> _What you are asked to do_: Write every entry out again exactly, please, and skip the pictures.

> _Available data_:
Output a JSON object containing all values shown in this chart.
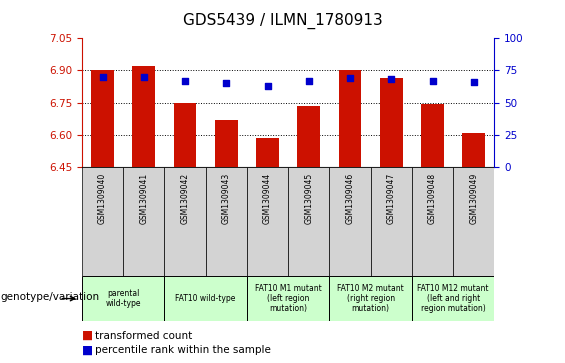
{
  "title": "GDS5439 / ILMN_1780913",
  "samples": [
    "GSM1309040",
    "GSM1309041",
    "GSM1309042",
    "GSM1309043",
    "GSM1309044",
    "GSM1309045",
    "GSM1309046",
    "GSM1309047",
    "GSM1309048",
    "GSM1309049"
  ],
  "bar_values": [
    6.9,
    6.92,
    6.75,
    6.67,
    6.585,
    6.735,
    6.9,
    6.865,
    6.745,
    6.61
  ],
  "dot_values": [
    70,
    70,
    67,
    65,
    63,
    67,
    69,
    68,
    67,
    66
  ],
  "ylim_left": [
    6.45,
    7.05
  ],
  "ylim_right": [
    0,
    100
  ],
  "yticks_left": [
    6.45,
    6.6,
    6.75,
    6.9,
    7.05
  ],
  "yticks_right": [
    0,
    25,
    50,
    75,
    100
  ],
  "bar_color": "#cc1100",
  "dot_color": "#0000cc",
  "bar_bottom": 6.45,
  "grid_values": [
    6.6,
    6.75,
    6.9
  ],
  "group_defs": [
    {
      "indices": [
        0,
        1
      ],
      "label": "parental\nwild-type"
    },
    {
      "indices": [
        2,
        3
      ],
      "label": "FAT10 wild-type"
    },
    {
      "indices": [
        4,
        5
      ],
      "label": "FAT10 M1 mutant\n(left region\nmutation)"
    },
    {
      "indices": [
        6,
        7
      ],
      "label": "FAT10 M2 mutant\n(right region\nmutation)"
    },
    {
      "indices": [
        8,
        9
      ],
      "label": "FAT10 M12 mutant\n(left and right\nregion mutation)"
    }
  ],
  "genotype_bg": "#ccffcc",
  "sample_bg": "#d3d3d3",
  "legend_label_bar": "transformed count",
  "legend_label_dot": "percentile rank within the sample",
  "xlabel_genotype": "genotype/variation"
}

> _Answer to this task_:
Output a JSON object containing all values shown in this chart.
{
  "title": "GDS5439 / ILMN_1780913",
  "samples": [
    "GSM1309040",
    "GSM1309041",
    "GSM1309042",
    "GSM1309043",
    "GSM1309044",
    "GSM1309045",
    "GSM1309046",
    "GSM1309047",
    "GSM1309048",
    "GSM1309049"
  ],
  "bar_values": [
    6.9,
    6.92,
    6.75,
    6.67,
    6.585,
    6.735,
    6.9,
    6.865,
    6.745,
    6.61
  ],
  "dot_values": [
    70,
    70,
    67,
    65,
    63,
    67,
    69,
    68,
    67,
    66
  ],
  "ylim_left": [
    6.45,
    7.05
  ],
  "ylim_right": [
    0,
    100
  ],
  "yticks_left": [
    6.45,
    6.6,
    6.75,
    6.9,
    7.05
  ],
  "yticks_right": [
    0,
    25,
    50,
    75,
    100
  ],
  "bar_color": "#cc1100",
  "dot_color": "#0000cc",
  "bar_bottom": 6.45,
  "grid_values": [
    6.6,
    6.75,
    6.9
  ],
  "group_defs": [
    {
      "indices": [
        0,
        1
      ],
      "label": "parental\nwild-type"
    },
    {
      "indices": [
        2,
        3
      ],
      "label": "FAT10 wild-type"
    },
    {
      "indices": [
        4,
        5
      ],
      "label": "FAT10 M1 mutant\n(left region\nmutation)"
    },
    {
      "indices": [
        6,
        7
      ],
      "label": "FAT10 M2 mutant\n(right region\nmutation)"
    },
    {
      "indices": [
        8,
        9
      ],
      "label": "FAT10 M12 mutant\n(left and right\nregion mutation)"
    }
  ],
  "genotype_bg": "#ccffcc",
  "sample_bg": "#d3d3d3",
  "legend_label_bar": "transformed count",
  "legend_label_dot": "percentile rank within the sample",
  "xlabel_genotype": "genotype/variation"
}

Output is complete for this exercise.